» **WHAT IS ASKED**
Pick out all lines in the listing holding the string "title" and copy them.

» **SUPPLIED INFORMATION**
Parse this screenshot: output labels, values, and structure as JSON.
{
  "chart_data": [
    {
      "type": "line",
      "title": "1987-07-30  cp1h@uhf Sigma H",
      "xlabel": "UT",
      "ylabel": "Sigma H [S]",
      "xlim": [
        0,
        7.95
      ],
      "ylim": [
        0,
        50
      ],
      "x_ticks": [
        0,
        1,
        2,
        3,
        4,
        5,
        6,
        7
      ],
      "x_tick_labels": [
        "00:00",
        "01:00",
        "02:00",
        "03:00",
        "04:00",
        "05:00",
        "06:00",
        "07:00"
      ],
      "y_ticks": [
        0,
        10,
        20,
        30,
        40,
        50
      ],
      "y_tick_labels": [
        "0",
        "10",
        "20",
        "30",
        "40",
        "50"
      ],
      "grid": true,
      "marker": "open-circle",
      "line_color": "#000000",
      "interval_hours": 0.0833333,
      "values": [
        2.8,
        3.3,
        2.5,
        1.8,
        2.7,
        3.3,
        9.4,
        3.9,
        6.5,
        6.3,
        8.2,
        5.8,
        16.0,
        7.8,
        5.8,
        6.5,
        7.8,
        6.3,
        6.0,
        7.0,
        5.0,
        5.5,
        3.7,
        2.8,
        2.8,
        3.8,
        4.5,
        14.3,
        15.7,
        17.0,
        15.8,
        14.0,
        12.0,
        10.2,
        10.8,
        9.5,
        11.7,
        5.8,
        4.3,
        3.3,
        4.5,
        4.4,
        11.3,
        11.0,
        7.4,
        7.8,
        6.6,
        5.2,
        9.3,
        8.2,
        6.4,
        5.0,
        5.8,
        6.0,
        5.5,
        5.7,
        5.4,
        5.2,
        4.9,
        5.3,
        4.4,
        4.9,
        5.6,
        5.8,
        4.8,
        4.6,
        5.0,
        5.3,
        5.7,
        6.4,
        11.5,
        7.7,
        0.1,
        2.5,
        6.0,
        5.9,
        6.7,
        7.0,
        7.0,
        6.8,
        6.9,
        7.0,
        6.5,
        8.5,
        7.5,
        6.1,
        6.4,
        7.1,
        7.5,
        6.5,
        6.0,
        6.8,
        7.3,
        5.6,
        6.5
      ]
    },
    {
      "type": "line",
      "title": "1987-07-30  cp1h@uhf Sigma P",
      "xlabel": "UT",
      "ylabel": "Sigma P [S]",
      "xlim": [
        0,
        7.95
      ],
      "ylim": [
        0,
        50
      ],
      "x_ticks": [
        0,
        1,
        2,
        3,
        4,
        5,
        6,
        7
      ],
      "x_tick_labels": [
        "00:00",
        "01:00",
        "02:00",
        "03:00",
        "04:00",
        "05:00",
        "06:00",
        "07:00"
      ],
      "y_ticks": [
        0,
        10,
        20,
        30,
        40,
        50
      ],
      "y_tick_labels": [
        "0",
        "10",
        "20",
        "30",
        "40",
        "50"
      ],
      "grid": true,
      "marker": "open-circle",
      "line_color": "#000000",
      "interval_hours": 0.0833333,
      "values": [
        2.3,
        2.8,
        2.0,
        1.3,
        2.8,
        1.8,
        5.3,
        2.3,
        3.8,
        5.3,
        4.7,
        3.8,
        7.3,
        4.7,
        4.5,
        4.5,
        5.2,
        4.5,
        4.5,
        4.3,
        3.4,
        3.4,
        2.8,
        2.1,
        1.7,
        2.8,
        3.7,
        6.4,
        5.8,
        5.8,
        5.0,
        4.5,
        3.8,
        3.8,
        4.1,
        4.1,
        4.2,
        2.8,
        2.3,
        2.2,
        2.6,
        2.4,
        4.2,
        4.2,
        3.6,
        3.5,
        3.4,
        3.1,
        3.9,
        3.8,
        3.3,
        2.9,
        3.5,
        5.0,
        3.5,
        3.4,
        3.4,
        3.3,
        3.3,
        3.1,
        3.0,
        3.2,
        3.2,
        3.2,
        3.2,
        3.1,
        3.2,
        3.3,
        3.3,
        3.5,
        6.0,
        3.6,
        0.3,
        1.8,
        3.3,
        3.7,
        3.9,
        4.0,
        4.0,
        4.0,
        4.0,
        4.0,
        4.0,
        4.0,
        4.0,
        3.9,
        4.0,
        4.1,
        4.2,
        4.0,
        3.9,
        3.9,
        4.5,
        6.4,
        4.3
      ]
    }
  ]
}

» **WRITTEN SOLUTION**
      "title": "1987-07-30  cp1h@uhf Sigma H",
      "title": "1987-07-30  cp1h@uhf Sigma P",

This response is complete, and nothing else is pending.